REQUIRED WORK: Transcribe the records below exactly as they appear.

** Begin INPUT MATERIAL **

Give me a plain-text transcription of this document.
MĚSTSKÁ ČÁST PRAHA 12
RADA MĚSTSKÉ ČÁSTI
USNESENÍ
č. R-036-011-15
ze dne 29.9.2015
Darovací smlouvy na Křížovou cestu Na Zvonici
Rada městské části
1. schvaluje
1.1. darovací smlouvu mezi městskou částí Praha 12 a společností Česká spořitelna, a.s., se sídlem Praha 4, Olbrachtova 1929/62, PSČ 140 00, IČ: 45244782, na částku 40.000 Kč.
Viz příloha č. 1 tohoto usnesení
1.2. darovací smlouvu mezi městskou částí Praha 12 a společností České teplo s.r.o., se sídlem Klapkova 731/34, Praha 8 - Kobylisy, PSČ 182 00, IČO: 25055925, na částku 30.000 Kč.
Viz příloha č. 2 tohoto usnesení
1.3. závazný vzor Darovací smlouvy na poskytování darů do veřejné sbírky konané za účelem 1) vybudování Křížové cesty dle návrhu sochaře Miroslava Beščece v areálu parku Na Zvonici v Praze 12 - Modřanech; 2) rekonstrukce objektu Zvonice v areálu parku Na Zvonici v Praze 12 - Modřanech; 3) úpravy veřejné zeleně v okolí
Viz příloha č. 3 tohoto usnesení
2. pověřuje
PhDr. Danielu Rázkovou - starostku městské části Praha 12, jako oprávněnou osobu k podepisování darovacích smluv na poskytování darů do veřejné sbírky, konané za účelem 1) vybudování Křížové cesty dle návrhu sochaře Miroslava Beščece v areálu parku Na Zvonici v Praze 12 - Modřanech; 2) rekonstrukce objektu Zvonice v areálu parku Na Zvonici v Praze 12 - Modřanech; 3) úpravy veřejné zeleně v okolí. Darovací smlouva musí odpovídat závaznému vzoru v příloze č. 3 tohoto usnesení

** End INPUT MATERIAL **

EXERCISE RESPONSE:
Give me a plain-text transcription of this document.
MĚSTSKÁ ČÁST PRAHA 12
RADA MĚSTSKÉ ČÁSTI
USNESENÍ
č. R-036-011-15
ze dne 29.9.2015
Darovací smlouvy na Křížovou cestu Na Zvonici
Rada městské části
1. schvaluje
1.1. darovací smlouvu mezi městskou částí Praha 12 a společností Česká spořitelna, a.s., se sídlem Praha 4, Olbrachtova 1929/62, PSČ 140 00, IČ: 45244782, na částku 40.000 Kč.
Viz příloha č. 1 tohoto usnesení
1.2. darovací smlouvu mezi městskou částí Praha 12 a společností České teplo s.r.o., se sídlem Klapkova 731/34, Praha 8 - Kobylisy, PSČ 182 00, IČO: 25055925, na částku 30.000 Kč.
Viz příloha č. 2 tohoto usnesení
1.3. závazný vzor Darovací smlouvy na poskytování darů do veřejné sbírky konané za účelem 1) vybudování Křížové cesty dle návrhu sochaře Miroslava Beščece v areálu parku Na Zvonici v Praze 12 - Modřanech; 2) rekonstrukce objektu Zvonice v areálu parku Na Zvonici v Praze 12 - Modřanech; 3) úpravy veřejné zeleně v okolí
Viz příloha č. 3 tohoto usnesení
2. pověřuje
PhDr. Danielu Rázkovou - starostku městské části Praha 12, jako oprávněnou osobu k podepisování darovacích smluv na poskytování darů do veřejné sbírky, konané za účelem 1) vybudování Křížové cesty dle návrhu sochaře Miroslava Beščece v areálu parku Na Zvonici v Praze 12 - Modřanech; 2) rekonstrukce objektu Zvonice v areálu parku Na Zvonici v Praze 12 - Modřanech; 3) úpravy veřejné zeleně v okolí. Darovací smlouva musí odpovídat závaznému vzoru v příloze č. 3 tohoto usnesení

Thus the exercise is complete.